■ **Task instructions**: Count every line that has "circle" in it and give the total, nothing more.

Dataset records
——
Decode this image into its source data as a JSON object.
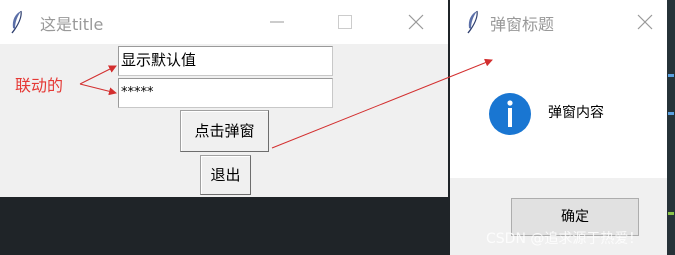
{
  "main_window": {
    "title": "这是title",
    "entry_text": "显示默认值",
    "entry_password": "*****",
    "popup_button": "点击弹窗",
    "exit_button": "退出"
  },
  "annotation": {
    "label": "联动的",
    "color": "#e53935"
  },
  "dialog": {
    "title": "弹窗标题",
    "message": "弹窗内容",
    "ok_button": "确定",
    "icon": "info-icon",
    "icon_color": "#1976d2"
  },
  "watermark": "CSDN @追求源于热爱！"
}
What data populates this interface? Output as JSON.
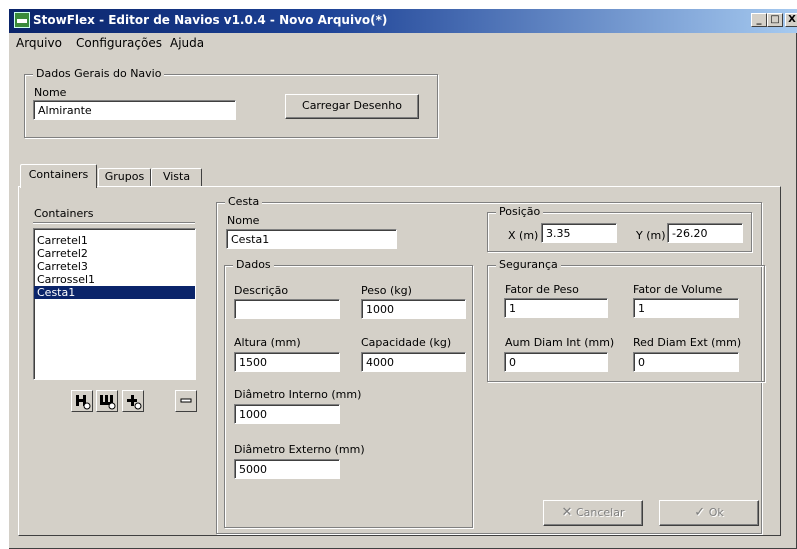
{
  "window": {
    "title": "StowFlex - Editor de Navios v1.0.4 - Novo Arquivo(*)"
  },
  "caption_buttons": {
    "minimize": "_",
    "maximize": "□",
    "close": "X"
  },
  "menu": [
    {
      "label": "Arquivo"
    },
    {
      "label": "Configurações"
    },
    {
      "label": "Ajuda"
    }
  ],
  "dados_gerais": {
    "legend": "Dados Gerais do Navio",
    "nome_label": "Nome",
    "nome_value": "Almirante",
    "carregar_label": "Carregar Desenho"
  },
  "tabs": [
    {
      "label": "Containers",
      "active": true
    },
    {
      "label": "Grupos",
      "active": false
    },
    {
      "label": "Vista",
      "active": false
    }
  ],
  "containers_list": {
    "title": "Containers",
    "items": [
      {
        "label": "Carretel1",
        "selected": false
      },
      {
        "label": "Carretel2",
        "selected": false
      },
      {
        "label": "Carretel3",
        "selected": false
      },
      {
        "label": "Carrossel1",
        "selected": false
      },
      {
        "label": "Cesta1",
        "selected": true
      }
    ],
    "tool_icons": [
      "add-container-icon",
      "add-group-icon",
      "insert-icon",
      "remove-icon"
    ]
  },
  "cesta": {
    "legend": "Cesta",
    "nome_label": "Nome",
    "nome_value": "Cesta1"
  },
  "dados": {
    "legend": "Dados",
    "descricao_label": "Descrição",
    "descricao_value": "",
    "peso_label": "Peso (kg)",
    "peso_value": "1000",
    "altura_label": "Altura (mm)",
    "altura_value": "1500",
    "capacidade_label": "Capacidade (kg)",
    "capacidade_value": "4000",
    "diam_int_label": "Diâmetro Interno (mm)",
    "diam_int_value": "1000",
    "diam_ext_label": "Diâmetro Externo (mm)",
    "diam_ext_value": "5000"
  },
  "posicao": {
    "legend": "Posição",
    "x_label": "X (m)",
    "x_value": "3.35",
    "y_label": "Y (m)",
    "y_value": "-26.20"
  },
  "seguranca": {
    "legend": "Segurança",
    "fator_peso_label": "Fator de Peso",
    "fator_peso_value": "1",
    "fator_volume_label": "Fator de Volume",
    "fator_volume_value": "1",
    "aum_diam_label": "Aum Diam Int (mm)",
    "aum_diam_value": "0",
    "red_diam_label": "Red Diam Ext (mm)",
    "red_diam_value": "0"
  },
  "actions": {
    "cancelar_label": "Cancelar",
    "ok_label": "Ok"
  }
}
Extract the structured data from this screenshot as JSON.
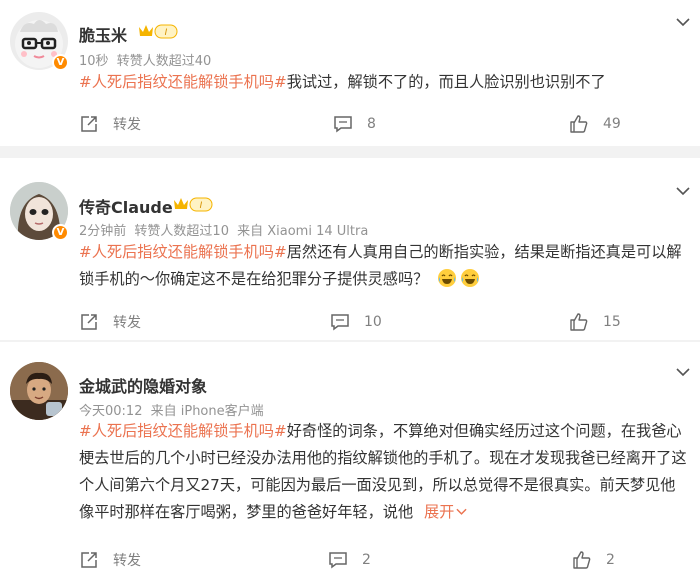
{
  "colors": {
    "topic": "#eb7350",
    "meta": "#939393",
    "divider": "#f2f2f2",
    "vip_gold": "#f5b400"
  },
  "posts": [
    {
      "username": "脆玉米",
      "level_badge": "I",
      "meta": [
        "10秒",
        "转赞人数超过40"
      ],
      "topic": "#人死后指纹还能解锁手机吗#",
      "body": "我试过，解锁不了的，而且人脸识别也识别不了",
      "expand": "",
      "actions": {
        "repost": "转发",
        "comments": "8",
        "likes": "49"
      }
    },
    {
      "username": "传奇Claude",
      "level_badge": "I",
      "meta": [
        "2分钟前",
        "转赞人数超过10",
        "来自 Xiaomi 14 Ultra"
      ],
      "topic": "#人死后指纹还能解锁手机吗#",
      "body": "居然还有人真用自己的断指实验，结果是断指还真是可以解锁手机的～你确定这不是在给犯罪分子提供灵感吗？",
      "expand": "",
      "actions": {
        "repost": "转发",
        "comments": "10",
        "likes": "15"
      }
    },
    {
      "username": "金城武的隐婚对象",
      "level_badge": "",
      "meta": [
        "今天00:12",
        "来自 iPhone客户端"
      ],
      "topic": "#人死后指纹还能解锁手机吗#",
      "body": "好奇怪的词条，不算绝对但确实经历过这个问题，在我爸心梗去世后的几个小时已经没办法用他的指纹解锁他的手机了。现在才发现我爸已经离开了这个人间第六个月又27天，可能因为最后一面没见到，所以总觉得不是很真实。前天梦见他像平时那样在客厅喝粥，梦里的爸爸好年轻，说他",
      "expand": "展开",
      "actions": {
        "repost": "转发",
        "comments": "2",
        "likes": "2"
      }
    }
  ]
}
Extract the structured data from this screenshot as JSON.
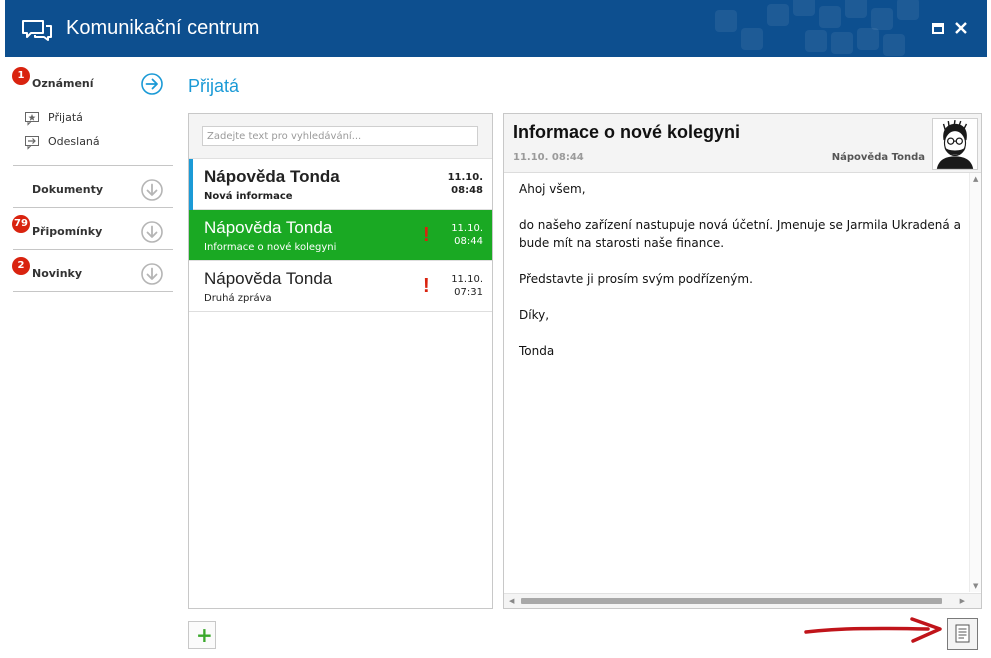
{
  "window": {
    "title": "Komunikační centrum"
  },
  "sidebar": {
    "oznameni": {
      "label": "Oznámení",
      "badge": "1"
    },
    "subitems": [
      {
        "label": "Přijatá"
      },
      {
        "label": "Odeslaná"
      }
    ],
    "dokumenty": {
      "label": "Dokumenty"
    },
    "pripominky": {
      "label": "Připomínky",
      "badge": "79"
    },
    "novinky": {
      "label": "Novinky",
      "badge": "2"
    }
  },
  "folder": {
    "title": "Přijatá"
  },
  "search": {
    "placeholder": "Zadejte text pro vyhledávání..."
  },
  "messages": [
    {
      "sender": "Nápověda Tonda",
      "subject": "Nová informace",
      "date": "11.10.",
      "time": "08:48",
      "flag": ""
    },
    {
      "sender": "Nápověda Tonda",
      "subject": "Informace o nové kolegyni",
      "date": "11.10.",
      "time": "08:44",
      "flag": "!"
    },
    {
      "sender": "Nápověda Tonda",
      "subject": "Druhá zpráva",
      "date": "11.10.",
      "time": "07:31",
      "flag": "!"
    }
  ],
  "reader": {
    "subject": "Informace o nové kolegyni",
    "datetime": "11.10. 08:44",
    "sender": "Nápověda Tonda",
    "body": [
      "Ahoj všem,",
      "do našeho zařízení nastupuje nová účetní. Jmenuje se Jarmila Ukradená a bude mít na starosti naše finance.",
      "Představte ji prosím svým podřízeným.",
      "Díky,",
      "Tonda"
    ]
  },
  "toolbar": {
    "add_label": "+"
  },
  "colors": {
    "titlebar": "#0d4f8f",
    "accent": "#1b9ad6",
    "selected_row": "#1aa923",
    "badge": "#d9230f",
    "flag": "#d9230f",
    "add_green": "#3aa82b",
    "annotation_arrow": "#c0141a"
  },
  "icons": {
    "app": "chat-bubbles-icon",
    "oznameni_action": "arrow-right-circle-icon",
    "section_action": "arrow-down-circle-icon",
    "inbox": "inbox-star-icon",
    "sent": "outbox-arrow-icon",
    "maximize": "maximize-icon",
    "close": "close-icon",
    "document": "document-icon",
    "avatar": "user-avatar-sketch"
  }
}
——
■ **In response**: 2